REQUEST. Find all lines in the listing that include the word "критериев", then copy them.

** begin **

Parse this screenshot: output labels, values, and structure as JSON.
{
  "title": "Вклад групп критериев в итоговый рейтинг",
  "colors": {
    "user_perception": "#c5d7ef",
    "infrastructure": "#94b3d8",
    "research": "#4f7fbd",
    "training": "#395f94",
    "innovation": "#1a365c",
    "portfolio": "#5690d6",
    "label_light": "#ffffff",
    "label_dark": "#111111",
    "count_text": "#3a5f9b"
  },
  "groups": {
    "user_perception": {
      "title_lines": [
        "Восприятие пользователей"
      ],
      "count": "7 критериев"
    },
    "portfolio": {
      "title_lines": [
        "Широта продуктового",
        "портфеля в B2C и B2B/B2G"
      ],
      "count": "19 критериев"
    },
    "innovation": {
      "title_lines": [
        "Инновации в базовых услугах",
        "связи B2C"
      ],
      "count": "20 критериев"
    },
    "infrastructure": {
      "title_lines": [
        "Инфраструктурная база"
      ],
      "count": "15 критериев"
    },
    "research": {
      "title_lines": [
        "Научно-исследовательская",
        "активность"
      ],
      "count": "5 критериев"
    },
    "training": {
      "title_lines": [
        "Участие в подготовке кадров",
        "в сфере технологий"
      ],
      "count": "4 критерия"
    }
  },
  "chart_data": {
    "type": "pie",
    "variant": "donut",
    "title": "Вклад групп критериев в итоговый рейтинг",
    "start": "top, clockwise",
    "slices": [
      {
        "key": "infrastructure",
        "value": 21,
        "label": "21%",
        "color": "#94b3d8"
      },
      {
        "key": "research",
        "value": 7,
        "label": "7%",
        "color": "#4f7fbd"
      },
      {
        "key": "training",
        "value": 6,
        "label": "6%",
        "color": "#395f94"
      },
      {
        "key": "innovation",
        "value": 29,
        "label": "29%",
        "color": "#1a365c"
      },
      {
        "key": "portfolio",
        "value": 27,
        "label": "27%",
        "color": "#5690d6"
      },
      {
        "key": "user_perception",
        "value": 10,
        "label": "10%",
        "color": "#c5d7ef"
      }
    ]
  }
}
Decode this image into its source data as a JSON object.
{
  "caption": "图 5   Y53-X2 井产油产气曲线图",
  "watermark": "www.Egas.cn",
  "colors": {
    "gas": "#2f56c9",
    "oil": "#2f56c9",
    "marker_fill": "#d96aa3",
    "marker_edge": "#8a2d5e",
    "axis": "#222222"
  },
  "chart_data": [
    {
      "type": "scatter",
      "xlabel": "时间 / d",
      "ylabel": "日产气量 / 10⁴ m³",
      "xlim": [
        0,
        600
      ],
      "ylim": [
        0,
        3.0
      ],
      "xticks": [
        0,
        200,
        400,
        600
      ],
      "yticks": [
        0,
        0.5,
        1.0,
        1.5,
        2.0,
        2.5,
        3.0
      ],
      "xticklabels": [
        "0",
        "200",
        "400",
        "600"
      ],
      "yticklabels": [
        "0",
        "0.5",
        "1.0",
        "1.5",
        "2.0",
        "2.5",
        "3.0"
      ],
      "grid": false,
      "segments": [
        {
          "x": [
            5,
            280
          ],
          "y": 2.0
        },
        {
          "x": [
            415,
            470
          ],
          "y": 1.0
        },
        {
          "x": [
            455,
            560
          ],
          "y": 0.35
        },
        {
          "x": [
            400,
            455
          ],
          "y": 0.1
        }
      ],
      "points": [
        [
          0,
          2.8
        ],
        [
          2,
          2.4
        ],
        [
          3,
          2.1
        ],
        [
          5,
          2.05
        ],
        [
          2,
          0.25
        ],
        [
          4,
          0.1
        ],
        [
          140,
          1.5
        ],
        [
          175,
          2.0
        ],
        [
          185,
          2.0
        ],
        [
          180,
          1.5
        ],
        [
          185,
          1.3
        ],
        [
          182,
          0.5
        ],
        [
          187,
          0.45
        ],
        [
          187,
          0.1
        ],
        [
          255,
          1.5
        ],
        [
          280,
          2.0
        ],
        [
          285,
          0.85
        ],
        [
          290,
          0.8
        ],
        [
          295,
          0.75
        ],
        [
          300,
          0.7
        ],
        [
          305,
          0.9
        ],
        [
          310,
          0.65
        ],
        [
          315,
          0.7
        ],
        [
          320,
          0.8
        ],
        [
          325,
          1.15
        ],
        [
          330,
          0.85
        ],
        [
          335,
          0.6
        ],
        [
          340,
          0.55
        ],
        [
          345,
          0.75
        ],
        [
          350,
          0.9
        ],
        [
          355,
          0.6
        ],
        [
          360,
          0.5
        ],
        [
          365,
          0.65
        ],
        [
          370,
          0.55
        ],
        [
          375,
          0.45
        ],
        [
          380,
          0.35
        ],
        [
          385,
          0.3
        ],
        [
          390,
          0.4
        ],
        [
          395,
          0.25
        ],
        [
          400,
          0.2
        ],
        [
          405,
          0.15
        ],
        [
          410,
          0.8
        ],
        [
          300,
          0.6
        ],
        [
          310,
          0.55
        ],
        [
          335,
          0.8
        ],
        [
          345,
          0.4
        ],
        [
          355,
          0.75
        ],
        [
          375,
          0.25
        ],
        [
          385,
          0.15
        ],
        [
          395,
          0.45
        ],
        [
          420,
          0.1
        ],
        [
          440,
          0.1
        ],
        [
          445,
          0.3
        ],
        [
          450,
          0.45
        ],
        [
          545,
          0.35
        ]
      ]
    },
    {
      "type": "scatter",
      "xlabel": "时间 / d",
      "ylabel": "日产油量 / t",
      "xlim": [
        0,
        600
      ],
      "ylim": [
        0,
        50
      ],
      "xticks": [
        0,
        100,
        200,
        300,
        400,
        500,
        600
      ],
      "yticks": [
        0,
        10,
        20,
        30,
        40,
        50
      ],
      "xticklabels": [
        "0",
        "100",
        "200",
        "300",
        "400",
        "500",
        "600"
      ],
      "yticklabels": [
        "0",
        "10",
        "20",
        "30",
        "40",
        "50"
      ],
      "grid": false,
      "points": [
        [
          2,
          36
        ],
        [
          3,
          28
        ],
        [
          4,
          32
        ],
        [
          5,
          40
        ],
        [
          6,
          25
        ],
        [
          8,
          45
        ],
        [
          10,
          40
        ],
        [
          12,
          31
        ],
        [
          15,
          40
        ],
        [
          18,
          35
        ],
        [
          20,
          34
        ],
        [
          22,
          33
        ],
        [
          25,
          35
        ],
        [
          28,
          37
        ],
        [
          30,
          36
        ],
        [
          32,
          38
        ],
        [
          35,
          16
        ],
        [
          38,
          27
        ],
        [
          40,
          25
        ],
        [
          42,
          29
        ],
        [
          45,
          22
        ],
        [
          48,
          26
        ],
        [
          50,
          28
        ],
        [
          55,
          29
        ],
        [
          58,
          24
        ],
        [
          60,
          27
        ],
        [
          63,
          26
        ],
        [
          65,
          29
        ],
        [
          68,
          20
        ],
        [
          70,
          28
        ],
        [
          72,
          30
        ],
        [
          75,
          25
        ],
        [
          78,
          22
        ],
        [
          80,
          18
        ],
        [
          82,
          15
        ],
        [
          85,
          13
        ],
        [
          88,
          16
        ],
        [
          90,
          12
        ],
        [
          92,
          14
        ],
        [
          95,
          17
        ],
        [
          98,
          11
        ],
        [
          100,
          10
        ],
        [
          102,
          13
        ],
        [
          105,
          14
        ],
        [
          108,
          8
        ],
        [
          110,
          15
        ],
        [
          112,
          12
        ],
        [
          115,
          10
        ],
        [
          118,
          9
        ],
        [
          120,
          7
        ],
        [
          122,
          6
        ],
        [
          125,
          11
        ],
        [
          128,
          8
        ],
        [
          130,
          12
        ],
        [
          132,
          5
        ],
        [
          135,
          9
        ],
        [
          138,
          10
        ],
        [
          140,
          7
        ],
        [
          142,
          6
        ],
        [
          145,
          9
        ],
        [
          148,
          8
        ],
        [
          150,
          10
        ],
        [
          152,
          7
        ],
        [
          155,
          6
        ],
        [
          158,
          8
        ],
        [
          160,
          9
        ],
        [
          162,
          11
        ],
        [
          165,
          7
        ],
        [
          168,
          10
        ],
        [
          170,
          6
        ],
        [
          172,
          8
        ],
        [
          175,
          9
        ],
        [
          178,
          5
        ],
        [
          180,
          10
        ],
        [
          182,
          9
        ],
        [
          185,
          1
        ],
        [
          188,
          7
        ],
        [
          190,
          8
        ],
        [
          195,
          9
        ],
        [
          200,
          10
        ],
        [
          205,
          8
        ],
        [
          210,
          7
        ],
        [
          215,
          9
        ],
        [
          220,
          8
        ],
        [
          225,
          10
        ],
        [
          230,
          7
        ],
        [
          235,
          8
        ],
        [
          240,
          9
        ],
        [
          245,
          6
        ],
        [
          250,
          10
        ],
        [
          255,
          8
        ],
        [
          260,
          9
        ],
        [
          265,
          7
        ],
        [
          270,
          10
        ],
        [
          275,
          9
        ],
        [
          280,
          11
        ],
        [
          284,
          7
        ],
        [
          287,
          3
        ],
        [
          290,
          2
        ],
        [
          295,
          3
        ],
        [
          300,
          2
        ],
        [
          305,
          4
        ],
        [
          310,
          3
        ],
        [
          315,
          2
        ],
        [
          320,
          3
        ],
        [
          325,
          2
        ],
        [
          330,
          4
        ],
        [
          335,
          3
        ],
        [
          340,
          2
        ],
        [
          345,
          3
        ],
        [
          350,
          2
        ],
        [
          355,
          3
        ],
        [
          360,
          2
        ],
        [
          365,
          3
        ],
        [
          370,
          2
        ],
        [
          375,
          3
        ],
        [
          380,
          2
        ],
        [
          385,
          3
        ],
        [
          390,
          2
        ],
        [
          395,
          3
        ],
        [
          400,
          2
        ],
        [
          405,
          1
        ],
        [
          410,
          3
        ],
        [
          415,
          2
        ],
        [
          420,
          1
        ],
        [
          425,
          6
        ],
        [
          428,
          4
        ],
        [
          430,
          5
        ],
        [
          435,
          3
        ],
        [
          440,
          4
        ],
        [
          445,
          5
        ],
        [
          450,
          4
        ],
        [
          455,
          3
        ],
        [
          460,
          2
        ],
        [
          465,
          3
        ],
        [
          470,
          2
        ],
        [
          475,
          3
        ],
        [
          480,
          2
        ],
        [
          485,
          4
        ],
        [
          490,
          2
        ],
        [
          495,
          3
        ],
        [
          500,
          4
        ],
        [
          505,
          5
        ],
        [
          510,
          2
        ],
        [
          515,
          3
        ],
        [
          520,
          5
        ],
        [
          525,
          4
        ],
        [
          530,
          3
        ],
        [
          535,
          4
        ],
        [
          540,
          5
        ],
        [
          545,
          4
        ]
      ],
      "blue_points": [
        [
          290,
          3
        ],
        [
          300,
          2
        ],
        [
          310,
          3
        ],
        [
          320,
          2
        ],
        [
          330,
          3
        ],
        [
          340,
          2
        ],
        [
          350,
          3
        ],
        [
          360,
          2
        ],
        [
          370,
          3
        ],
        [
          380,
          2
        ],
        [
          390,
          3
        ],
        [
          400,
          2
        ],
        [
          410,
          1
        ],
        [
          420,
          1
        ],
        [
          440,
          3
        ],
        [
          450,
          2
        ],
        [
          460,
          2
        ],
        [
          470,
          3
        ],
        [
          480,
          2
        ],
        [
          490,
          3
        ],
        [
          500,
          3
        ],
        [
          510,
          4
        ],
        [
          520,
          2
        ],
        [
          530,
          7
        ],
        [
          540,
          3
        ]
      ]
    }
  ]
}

** end **

THE SOLUTION.
  "title": "Вклад групп критериев в итоговый рейтинг",
      "count": "7 критериев"
      "count": "19 критериев"
      "count": "20 критериев"
      "count": "15 критериев"
      "count": "5 критериев"
    "title": "Вклад групп критериев в итоговый рейтинг",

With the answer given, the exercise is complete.